▸ EXERCISE INSTRUCTIONS:
Exclude the pictures, then repeat the remaining data exactly.

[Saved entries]
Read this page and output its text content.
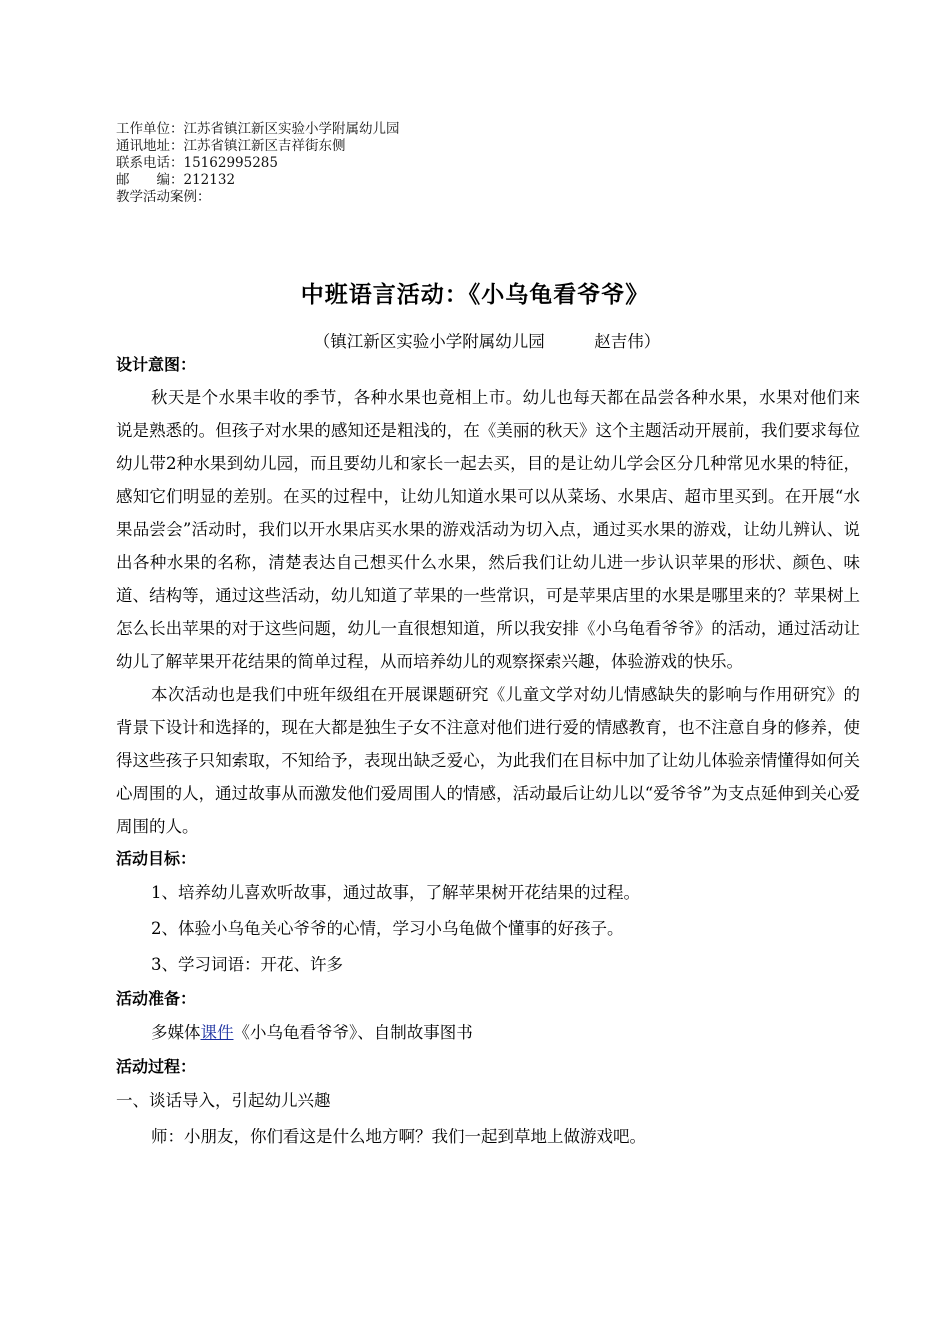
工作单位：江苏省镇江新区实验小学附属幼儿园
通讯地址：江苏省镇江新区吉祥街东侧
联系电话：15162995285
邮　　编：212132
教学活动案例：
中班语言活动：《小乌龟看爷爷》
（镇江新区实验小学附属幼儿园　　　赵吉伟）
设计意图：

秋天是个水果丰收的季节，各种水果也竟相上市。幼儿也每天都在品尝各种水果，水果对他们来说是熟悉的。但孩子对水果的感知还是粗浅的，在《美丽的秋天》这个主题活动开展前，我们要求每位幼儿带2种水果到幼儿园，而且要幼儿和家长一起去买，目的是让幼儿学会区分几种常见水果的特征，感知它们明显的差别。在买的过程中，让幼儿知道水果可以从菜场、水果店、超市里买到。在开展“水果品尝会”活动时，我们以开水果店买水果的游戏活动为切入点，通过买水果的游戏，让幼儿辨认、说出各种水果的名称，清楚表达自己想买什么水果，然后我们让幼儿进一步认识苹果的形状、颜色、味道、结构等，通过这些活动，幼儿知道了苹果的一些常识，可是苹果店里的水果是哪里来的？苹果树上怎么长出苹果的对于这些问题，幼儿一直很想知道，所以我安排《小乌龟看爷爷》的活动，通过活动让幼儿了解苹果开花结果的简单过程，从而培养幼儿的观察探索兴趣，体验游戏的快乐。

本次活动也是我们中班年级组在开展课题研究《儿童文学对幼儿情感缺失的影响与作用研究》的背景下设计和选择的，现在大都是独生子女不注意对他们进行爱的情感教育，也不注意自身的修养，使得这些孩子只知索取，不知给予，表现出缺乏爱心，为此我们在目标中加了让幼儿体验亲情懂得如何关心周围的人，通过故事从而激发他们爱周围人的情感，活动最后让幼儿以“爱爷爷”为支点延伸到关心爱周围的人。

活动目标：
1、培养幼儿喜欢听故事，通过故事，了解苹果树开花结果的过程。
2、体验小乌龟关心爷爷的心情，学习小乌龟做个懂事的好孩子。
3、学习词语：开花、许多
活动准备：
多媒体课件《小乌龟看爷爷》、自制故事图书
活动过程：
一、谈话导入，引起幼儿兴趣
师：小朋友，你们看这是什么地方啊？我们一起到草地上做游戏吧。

▸ FULL SOLUTION:
Read this page and output its text content.
工作单位：江苏省镇江新区实验小学附属幼儿园
通讯地址：江苏省镇江新区吉祥街东侧
联系电话：15162995285
邮　　编：212132
教学活动案例：
中班语言活动：《小乌龟看爷爷》
（镇江新区实验小学附属幼儿园　　　赵吉伟）
设计意图：

秋天是个水果丰收的季节，各种水果也竟相上市。幼儿也每天都在品尝各种水果，水果对他们来说是熟悉的。但孩子对水果的感知还是粗浅的，在《美丽的秋天》这个主题活动开展前，我们要求每位幼儿带2种水果到幼儿园，而且要幼儿和家长一起去买，目的是让幼儿学会区分几种常见水果的特征，感知它们明显的差别。在买的过程中，让幼儿知道水果可以从菜场、水果店、超市里买到。在开展“水果品尝会”活动时，我们以开水果店买水果的游戏活动为切入点，通过买水果的游戏，让幼儿辨认、说出各种水果的名称，清楚表达自己想买什么水果，然后我们让幼儿进一步认识苹果的形状、颜色、味道、结构等，通过这些活动，幼儿知道了苹果的一些常识，可是苹果店里的水果是哪里来的？苹果树上怎么长出苹果的对于这些问题，幼儿一直很想知道，所以我安排《小乌龟看爷爷》的活动，通过活动让幼儿了解苹果开花结果的简单过程，从而培养幼儿的观察探索兴趣，体验游戏的快乐。

本次活动也是我们中班年级组在开展课题研究《儿童文学对幼儿情感缺失的影响与作用研究》的背景下设计和选择的，现在大都是独生子女不注意对他们进行爱的情感教育，也不注意自身的修养，使得这些孩子只知索取，不知给予，表现出缺乏爱心，为此我们在目标中加了让幼儿体验亲情懂得如何关心周围的人，通过故事从而激发他们爱周围人的情感，活动最后让幼儿以“爱爷爷”为支点延伸到关心爱周围的人。

活动目标：
1、培养幼儿喜欢听故事，通过故事，了解苹果树开花结果的过程。
2、体验小乌龟关心爷爷的心情，学习小乌龟做个懂事的好孩子。
3、学习词语：开花、许多
活动准备：
多媒体课件《小乌龟看爷爷》、自制故事图书
活动过程：
一、谈话导入，引起幼儿兴趣
师：小朋友，你们看这是什么地方啊？我们一起到草地上做游戏吧。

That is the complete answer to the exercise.